§ **Request**
Transcribe the entries that follow, word for word.

§ **Excerpted records**

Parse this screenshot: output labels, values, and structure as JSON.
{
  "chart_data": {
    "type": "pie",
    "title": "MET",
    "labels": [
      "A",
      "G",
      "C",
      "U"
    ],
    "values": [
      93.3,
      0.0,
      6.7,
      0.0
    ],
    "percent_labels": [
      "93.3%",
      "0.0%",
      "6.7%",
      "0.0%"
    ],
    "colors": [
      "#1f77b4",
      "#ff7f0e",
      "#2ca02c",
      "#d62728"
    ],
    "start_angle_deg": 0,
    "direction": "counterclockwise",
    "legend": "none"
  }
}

§ **Reply**
Parse this screenshot: output labels, values, and structure as JSON.
{
  "chart_data": {
    "type": "pie",
    "title": "MET",
    "labels": [
      "A",
      "G",
      "C",
      "U"
    ],
    "values": [
      93.3,
      0.0,
      6.7,
      0.0
    ],
    "percent_labels": [
      "93.3%",
      "0.0%",
      "6.7%",
      "0.0%"
    ],
    "colors": [
      "#1f77b4",
      "#ff7f0e",
      "#2ca02c",
      "#d62728"
    ],
    "start_angle_deg": 0,
    "direction": "counterclockwise",
    "legend": "none"
  }
}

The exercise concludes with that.